## THE TASK
Extract all records. Keep each one exact.

## DATA LINES
** Start **
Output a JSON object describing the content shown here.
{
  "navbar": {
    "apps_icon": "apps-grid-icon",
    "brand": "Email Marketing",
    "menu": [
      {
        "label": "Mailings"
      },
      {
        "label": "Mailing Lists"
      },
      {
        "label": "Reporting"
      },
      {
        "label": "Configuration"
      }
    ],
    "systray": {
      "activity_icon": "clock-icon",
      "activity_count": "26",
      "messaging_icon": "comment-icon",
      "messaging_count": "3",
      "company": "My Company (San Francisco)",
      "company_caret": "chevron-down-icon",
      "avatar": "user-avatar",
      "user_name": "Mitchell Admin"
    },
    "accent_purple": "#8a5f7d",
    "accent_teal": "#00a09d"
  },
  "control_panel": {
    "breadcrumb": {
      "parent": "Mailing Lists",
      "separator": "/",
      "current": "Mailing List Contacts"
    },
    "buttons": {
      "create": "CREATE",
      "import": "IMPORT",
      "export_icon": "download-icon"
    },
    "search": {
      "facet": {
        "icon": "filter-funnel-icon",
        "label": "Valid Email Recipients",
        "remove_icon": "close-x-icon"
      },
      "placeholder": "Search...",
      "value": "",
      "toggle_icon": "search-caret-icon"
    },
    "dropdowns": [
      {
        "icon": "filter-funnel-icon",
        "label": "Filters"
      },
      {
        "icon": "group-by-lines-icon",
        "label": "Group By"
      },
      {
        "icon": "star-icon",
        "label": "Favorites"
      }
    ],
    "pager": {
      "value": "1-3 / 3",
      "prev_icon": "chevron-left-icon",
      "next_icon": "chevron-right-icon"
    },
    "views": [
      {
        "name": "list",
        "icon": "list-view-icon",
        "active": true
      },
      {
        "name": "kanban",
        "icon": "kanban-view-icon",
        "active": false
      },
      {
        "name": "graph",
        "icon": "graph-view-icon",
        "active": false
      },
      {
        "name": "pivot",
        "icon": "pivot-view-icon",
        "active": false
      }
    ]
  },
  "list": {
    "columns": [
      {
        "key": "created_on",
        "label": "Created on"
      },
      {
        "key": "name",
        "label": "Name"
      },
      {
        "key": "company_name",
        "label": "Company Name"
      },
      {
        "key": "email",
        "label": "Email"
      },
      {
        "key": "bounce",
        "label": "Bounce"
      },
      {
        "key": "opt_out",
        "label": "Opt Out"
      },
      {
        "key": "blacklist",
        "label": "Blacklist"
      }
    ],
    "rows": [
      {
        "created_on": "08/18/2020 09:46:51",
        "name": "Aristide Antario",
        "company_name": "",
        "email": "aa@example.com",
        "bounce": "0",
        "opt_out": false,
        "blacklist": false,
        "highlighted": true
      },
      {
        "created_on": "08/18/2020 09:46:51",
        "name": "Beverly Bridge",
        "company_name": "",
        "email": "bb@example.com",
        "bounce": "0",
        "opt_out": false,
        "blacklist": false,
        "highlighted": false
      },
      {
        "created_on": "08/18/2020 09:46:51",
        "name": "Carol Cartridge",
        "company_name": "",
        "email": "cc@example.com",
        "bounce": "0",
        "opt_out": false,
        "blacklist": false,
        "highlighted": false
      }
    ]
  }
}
** End **
## FULL RESPONSE
Output a JSON object describing the content shown here.
{
  "navbar": {
    "apps_icon": "apps-grid-icon",
    "brand": "Email Marketing",
    "menu": [
      {
        "label": "Mailings"
      },
      {
        "label": "Mailing Lists"
      },
      {
        "label": "Reporting"
      },
      {
        "label": "Configuration"
      }
    ],
    "systray": {
      "activity_icon": "clock-icon",
      "activity_count": "26",
      "messaging_icon": "comment-icon",
      "messaging_count": "3",
      "company": "My Company (San Francisco)",
      "company_caret": "chevron-down-icon",
      "avatar": "user-avatar",
      "user_name": "Mitchell Admin"
    },
    "accent_purple": "#8a5f7d",
    "accent_teal": "#00a09d"
  },
  "control_panel": {
    "breadcrumb": {
      "parent": "Mailing Lists",
      "separator": "/",
      "current": "Mailing List Contacts"
    },
    "buttons": {
      "create": "CREATE",
      "import": "IMPORT",
      "export_icon": "download-icon"
    },
    "search": {
      "facet": {
        "icon": "filter-funnel-icon",
        "label": "Valid Email Recipients",
        "remove_icon": "close-x-icon"
      },
      "placeholder": "Search...",
      "value": "",
      "toggle_icon": "search-caret-icon"
    },
    "dropdowns": [
      {
        "icon": "filter-funnel-icon",
        "label": "Filters"
      },
      {
        "icon": "group-by-lines-icon",
        "label": "Group By"
      },
      {
        "icon": "star-icon",
        "label": "Favorites"
      }
    ],
    "pager": {
      "value": "1-3 / 3",
      "prev_icon": "chevron-left-icon",
      "next_icon": "chevron-right-icon"
    },
    "views": [
      {
        "name": "list",
        "icon": "list-view-icon",
        "active": true
      },
      {
        "name": "kanban",
        "icon": "kanban-view-icon",
        "active": false
      },
      {
        "name": "graph",
        "icon": "graph-view-icon",
        "active": false
      },
      {
        "name": "pivot",
        "icon": "pivot-view-icon",
        "active": false
      }
    ]
  },
  "list": {
    "columns": [
      {
        "key": "created_on",
        "label": "Created on"
      },
      {
        "key": "name",
        "label": "Name"
      },
      {
        "key": "company_name",
        "label": "Company Name"
      },
      {
        "key": "email",
        "label": "Email"
      },
      {
        "key": "bounce",
        "label": "Bounce"
      },
      {
        "key": "opt_out",
        "label": "Opt Out"
      },
      {
        "key": "blacklist",
        "label": "Blacklist"
      }
    ],
    "rows": [
      {
        "created_on": "08/18/2020 09:46:51",
        "name": "Aristide Antario",
        "company_name": "",
        "email": "aa@example.com",
        "bounce": "0",
        "opt_out": false,
        "blacklist": false,
        "highlighted": true
      },
      {
        "created_on": "08/18/2020 09:46:51",
        "name": "Beverly Bridge",
        "company_name": "",
        "email": "bb@example.com",
        "bounce": "0",
        "opt_out": false,
        "blacklist": false,
        "highlighted": false
      },
      {
        "created_on": "08/18/2020 09:46:51",
        "name": "Carol Cartridge",
        "company_name": "",
        "email": "cc@example.com",
        "bounce": "0",
        "opt_out": false,
        "blacklist": false,
        "highlighted": false
      }
    ]
  }
}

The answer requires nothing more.